## START Source extract

Slew rate is (usually) limited by the current available to charge/discharge the compensation capacitor. Since this capacitor also determines bandwidth, you can see that it is hard to adjust one without also affecting the other, but it is possible to have high slew rate and low bandwidth or vice versa.
mikeks said:
So, whatelse defines slewrate except inputfilter and outputdevices ???
Isn't speed of vas in direct correlation to OLBW ???
Mr Evil said:
You mean low bandwidth with high OL-gain ?
Maybe we should use gain/bandwidth-product ?

## END Source extract

▶ [Objective 1]:
In the slew rate thread, update the stretch from "Slew rate is" through "use gain/bandwidth-product ?" so that "compensation capacitor" becomes "Miller capacitor".
▶ [Objective 2]:
Answer from the slew rate thread:
(a) What usually limits slew rate?
(b) What does mikeks ask might be in direct correlation to OLBW?
(c) What product does Mr Evil suggest using?

## START Extracted data

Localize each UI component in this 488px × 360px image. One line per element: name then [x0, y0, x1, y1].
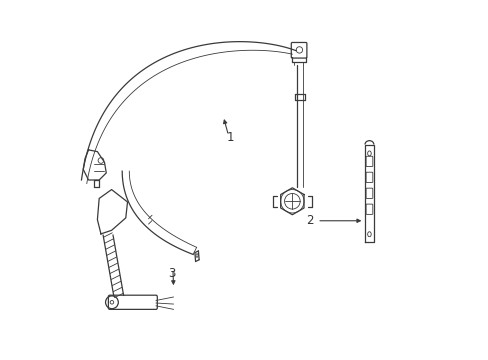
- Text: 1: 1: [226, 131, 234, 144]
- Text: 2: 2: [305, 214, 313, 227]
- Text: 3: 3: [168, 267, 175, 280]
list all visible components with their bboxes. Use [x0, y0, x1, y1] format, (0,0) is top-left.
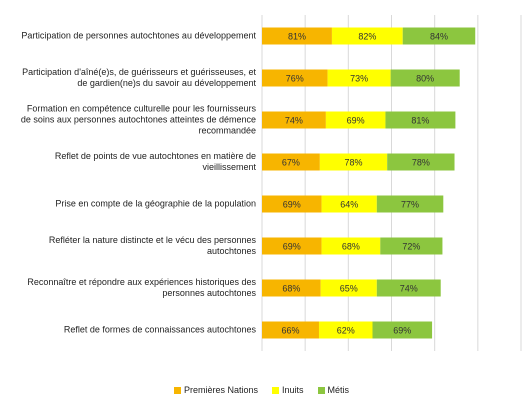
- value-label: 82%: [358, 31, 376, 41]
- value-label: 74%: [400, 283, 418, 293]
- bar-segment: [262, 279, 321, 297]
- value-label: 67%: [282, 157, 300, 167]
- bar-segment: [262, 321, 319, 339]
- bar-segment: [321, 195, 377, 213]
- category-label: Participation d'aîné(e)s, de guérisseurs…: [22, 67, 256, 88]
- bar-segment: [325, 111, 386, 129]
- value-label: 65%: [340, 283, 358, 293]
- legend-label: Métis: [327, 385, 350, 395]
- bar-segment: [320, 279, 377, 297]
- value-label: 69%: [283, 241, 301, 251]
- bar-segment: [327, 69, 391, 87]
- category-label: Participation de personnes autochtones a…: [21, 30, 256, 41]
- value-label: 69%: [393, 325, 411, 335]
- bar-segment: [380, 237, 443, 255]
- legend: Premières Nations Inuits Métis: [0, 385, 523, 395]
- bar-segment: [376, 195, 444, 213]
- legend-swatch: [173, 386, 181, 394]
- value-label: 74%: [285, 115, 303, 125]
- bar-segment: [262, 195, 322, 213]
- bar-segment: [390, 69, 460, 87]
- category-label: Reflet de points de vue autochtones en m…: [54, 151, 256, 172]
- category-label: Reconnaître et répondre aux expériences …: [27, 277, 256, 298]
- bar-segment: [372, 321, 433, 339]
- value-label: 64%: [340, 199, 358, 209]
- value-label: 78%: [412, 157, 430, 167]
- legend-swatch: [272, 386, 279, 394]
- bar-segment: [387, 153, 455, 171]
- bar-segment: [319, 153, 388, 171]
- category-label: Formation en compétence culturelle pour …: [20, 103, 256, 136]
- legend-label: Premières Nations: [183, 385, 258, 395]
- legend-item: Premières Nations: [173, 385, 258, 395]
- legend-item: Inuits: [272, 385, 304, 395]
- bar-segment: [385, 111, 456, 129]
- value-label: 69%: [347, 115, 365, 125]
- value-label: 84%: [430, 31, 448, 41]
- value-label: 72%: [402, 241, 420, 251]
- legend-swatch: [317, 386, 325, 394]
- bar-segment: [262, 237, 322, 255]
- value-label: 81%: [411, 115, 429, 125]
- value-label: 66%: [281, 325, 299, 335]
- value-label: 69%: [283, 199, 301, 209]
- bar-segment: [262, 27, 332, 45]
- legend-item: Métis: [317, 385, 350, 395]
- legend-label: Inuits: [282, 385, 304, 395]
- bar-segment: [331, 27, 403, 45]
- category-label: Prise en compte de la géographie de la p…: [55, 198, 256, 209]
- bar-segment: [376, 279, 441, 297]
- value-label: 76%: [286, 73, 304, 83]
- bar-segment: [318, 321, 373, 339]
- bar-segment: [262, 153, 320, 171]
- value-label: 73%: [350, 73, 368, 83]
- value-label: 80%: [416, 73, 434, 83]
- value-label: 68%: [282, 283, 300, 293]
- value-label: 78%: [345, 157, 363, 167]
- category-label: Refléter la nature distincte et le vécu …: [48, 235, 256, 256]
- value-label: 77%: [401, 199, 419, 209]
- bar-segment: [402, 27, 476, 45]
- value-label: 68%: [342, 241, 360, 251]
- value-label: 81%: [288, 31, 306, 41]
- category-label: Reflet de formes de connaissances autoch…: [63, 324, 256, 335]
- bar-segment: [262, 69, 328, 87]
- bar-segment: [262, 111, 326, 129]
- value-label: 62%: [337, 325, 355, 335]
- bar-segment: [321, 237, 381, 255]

## END Extracted data
## START Extracted data

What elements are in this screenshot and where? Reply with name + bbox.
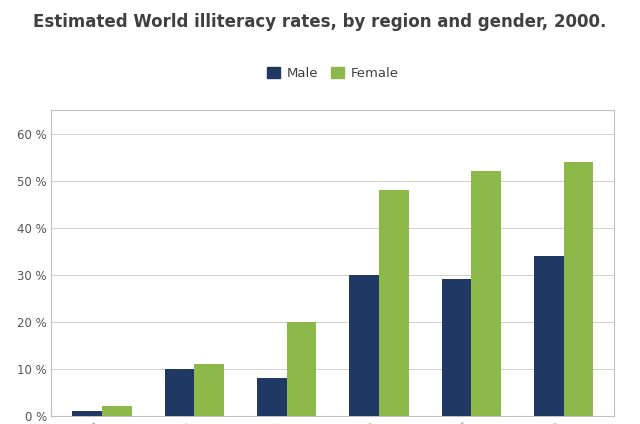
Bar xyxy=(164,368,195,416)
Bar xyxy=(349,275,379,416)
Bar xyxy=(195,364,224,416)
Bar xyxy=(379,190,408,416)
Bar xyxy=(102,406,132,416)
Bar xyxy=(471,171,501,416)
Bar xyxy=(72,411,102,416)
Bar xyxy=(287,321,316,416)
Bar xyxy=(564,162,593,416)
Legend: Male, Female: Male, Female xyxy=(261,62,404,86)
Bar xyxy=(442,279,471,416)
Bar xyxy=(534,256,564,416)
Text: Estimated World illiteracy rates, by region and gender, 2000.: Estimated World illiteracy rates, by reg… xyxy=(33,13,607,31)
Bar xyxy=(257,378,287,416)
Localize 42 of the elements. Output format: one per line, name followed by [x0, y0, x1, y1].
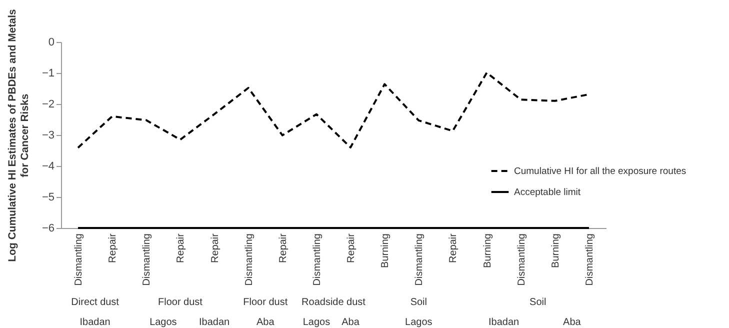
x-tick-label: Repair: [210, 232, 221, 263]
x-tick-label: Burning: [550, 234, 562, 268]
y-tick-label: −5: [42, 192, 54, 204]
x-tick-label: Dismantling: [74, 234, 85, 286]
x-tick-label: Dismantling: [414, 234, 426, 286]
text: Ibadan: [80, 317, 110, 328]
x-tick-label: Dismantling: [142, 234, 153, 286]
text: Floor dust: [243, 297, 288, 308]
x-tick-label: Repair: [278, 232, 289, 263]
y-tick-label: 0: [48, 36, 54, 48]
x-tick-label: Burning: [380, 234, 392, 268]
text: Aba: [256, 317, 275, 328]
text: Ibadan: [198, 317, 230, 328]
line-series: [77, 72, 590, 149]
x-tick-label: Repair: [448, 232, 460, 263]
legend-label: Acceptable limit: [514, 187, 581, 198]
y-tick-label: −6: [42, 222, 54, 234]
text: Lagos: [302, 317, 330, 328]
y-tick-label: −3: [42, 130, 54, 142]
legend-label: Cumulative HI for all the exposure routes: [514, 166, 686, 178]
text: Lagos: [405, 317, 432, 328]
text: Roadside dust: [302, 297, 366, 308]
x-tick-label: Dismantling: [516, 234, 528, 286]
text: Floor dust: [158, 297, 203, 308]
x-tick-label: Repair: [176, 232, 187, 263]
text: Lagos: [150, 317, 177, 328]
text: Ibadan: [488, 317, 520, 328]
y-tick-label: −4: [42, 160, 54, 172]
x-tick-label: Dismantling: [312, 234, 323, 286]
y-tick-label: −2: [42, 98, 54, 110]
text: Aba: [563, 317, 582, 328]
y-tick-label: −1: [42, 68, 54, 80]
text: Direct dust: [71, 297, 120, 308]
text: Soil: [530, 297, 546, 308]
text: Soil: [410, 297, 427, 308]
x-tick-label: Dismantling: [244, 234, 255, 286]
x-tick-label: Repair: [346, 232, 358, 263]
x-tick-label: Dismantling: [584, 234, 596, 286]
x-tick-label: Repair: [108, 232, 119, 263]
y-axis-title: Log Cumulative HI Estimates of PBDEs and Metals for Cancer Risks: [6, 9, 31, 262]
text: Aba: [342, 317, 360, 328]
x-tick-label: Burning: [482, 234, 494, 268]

## END Extracted data

▶ [Exercise response 1]:
Slew rate is (usually) limited by the current available to charge/discharge the Miller capacitor. Since this capacitor also determines bandwidth, you can see that it is hard to adjust one without also affecting the other, but it is possible to have high slew rate and low bandwidth or vice versa.
mikeks said:
So, whatelse defines slewrate except inputfilter and outputdevices ???
Isn't speed of vas in direct correlation to OLBW ???
Mr Evil said:
You mean low bandwidth with high OL-gain ?
Maybe we should use gain/bandwidth-product ?

▶ [Exercise response 2]:
(a) The current available to charge/discharge the compensation capacitor.
(b) The speed of vas.
(c) The gain/bandwidth-product.